Dataset extract

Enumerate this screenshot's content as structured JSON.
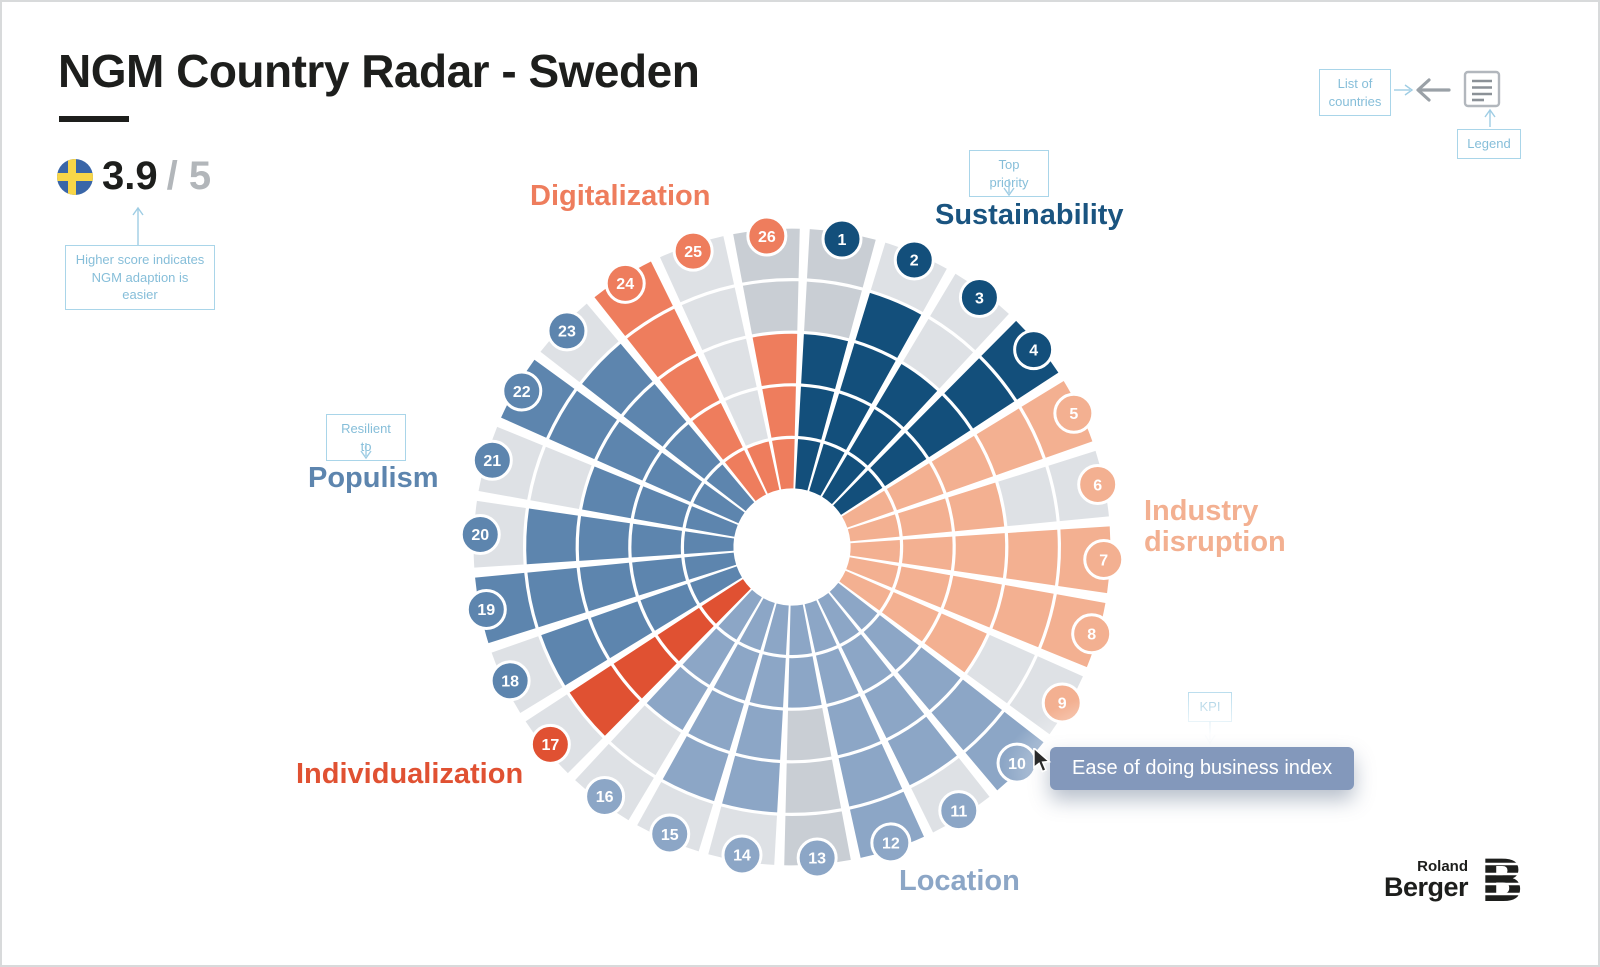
{
  "header": {
    "title": "NGM Country Radar - Sweden",
    "score_value": "3.9",
    "score_max": "/ 5",
    "score_note": "Higher score indicates NGM adaption is easier",
    "flag": "sweden-flag"
  },
  "topbar": {
    "list_of_countries_label": "List of countries",
    "legend_label": "Legend"
  },
  "callouts": {
    "top_priority": "Top priority",
    "resilient_to": "Resilient to",
    "kpi": "KPI",
    "kpi_tooltip": "Ease of doing business index"
  },
  "logo": {
    "line1": "Roland",
    "line2": "Berger",
    "mark": "B"
  },
  "ui_colors": {
    "accent_light_blue": "#86bed9",
    "callout_border": "#a9d5e9",
    "gray_light": "#dee1e5",
    "gray_dark": "#c9ced4",
    "tooltip_bg": "#8398bb",
    "title_black": "#1d1e1c",
    "score_gray": "#b2b6ba"
  },
  "chart_data": {
    "type": "radial-sunburst",
    "title": "NGM Country Radar - Sweden",
    "rings": 5,
    "ring_max": 5,
    "overall_score": 3.9,
    "gray_light": "#dee1e5",
    "gray_dark": "#c9ced4",
    "categories": [
      {
        "name": "Sustainability",
        "color": "#134f7b",
        "label_color": "#1a5480",
        "tag": "Top priority"
      },
      {
        "name": "Industry disruption",
        "color": "#f3b091",
        "label_color": "#f3b091",
        "tag": ""
      },
      {
        "name": "Location",
        "color": "#8ca6c6",
        "label_color": "#8ca6c6",
        "tag": ""
      },
      {
        "name": "Individualization",
        "color": "#e05132",
        "label_color": "#e05132",
        "tag": ""
      },
      {
        "name": "Populism",
        "color": "#5d85ae",
        "label_color": "#5d85ae",
        "tag": "Resilient to"
      },
      {
        "name": "Digitalization",
        "color": "#ee7d5d",
        "label_color": "#ee7d5d",
        "tag": ""
      }
    ],
    "segments": [
      {
        "n": 1,
        "category": "Sustainability",
        "score": 3,
        "gray": "dark"
      },
      {
        "n": 2,
        "category": "Sustainability",
        "score": 4,
        "gray": "light"
      },
      {
        "n": 3,
        "category": "Sustainability",
        "score": 3,
        "gray": "light"
      },
      {
        "n": 4,
        "category": "Sustainability",
        "score": 5,
        "gray": "light"
      },
      {
        "n": 5,
        "category": "Industry disruption",
        "score": 5,
        "gray": "light"
      },
      {
        "n": 6,
        "category": "Industry disruption",
        "score": 3,
        "gray": "light"
      },
      {
        "n": 7,
        "category": "Industry disruption",
        "score": 5,
        "gray": "light"
      },
      {
        "n": 8,
        "category": "Industry disruption",
        "score": 5,
        "gray": "light"
      },
      {
        "n": 9,
        "category": "Industry disruption",
        "score": 3,
        "gray": "light"
      },
      {
        "n": 10,
        "category": "Location",
        "score": 5,
        "gray": "light"
      },
      {
        "n": 11,
        "category": "Location",
        "score": 4,
        "gray": "light"
      },
      {
        "n": 12,
        "category": "Location",
        "score": 5,
        "gray": "light"
      },
      {
        "n": 13,
        "category": "Location",
        "score": 2,
        "gray": "dark"
      },
      {
        "n": 14,
        "category": "Location",
        "score": 4,
        "gray": "light"
      },
      {
        "n": 15,
        "category": "Location",
        "score": 4,
        "gray": "light"
      },
      {
        "n": 16,
        "category": "Location",
        "score": 3,
        "gray": "light"
      },
      {
        "n": 17,
        "category": "Individualization",
        "score": 4,
        "gray": "light"
      },
      {
        "n": 18,
        "category": "Populism",
        "score": 4,
        "gray": "light"
      },
      {
        "n": 19,
        "category": "Populism",
        "score": 5,
        "gray": "light"
      },
      {
        "n": 20,
        "category": "Populism",
        "score": 4,
        "gray": "light"
      },
      {
        "n": 21,
        "category": "Populism",
        "score": 3,
        "gray": "light"
      },
      {
        "n": 22,
        "category": "Populism",
        "score": 5,
        "gray": "light"
      },
      {
        "n": 23,
        "category": "Populism",
        "score": 4,
        "gray": "light"
      },
      {
        "n": 24,
        "category": "Digitalization",
        "score": 5,
        "gray": "light"
      },
      {
        "n": 25,
        "category": "Digitalization",
        "score": 1,
        "gray": "light"
      },
      {
        "n": 26,
        "category": "Digitalization",
        "score": 3,
        "gray": "dark"
      }
    ],
    "highlighted_kpi": {
      "segment": 10,
      "label": "Ease of doing business index"
    }
  }
}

Aim
Pick out each line that holds the string "index".

Answer to this task
    "kpi_tooltip": "Ease of doing business index"
      "label": "Ease of doing business index"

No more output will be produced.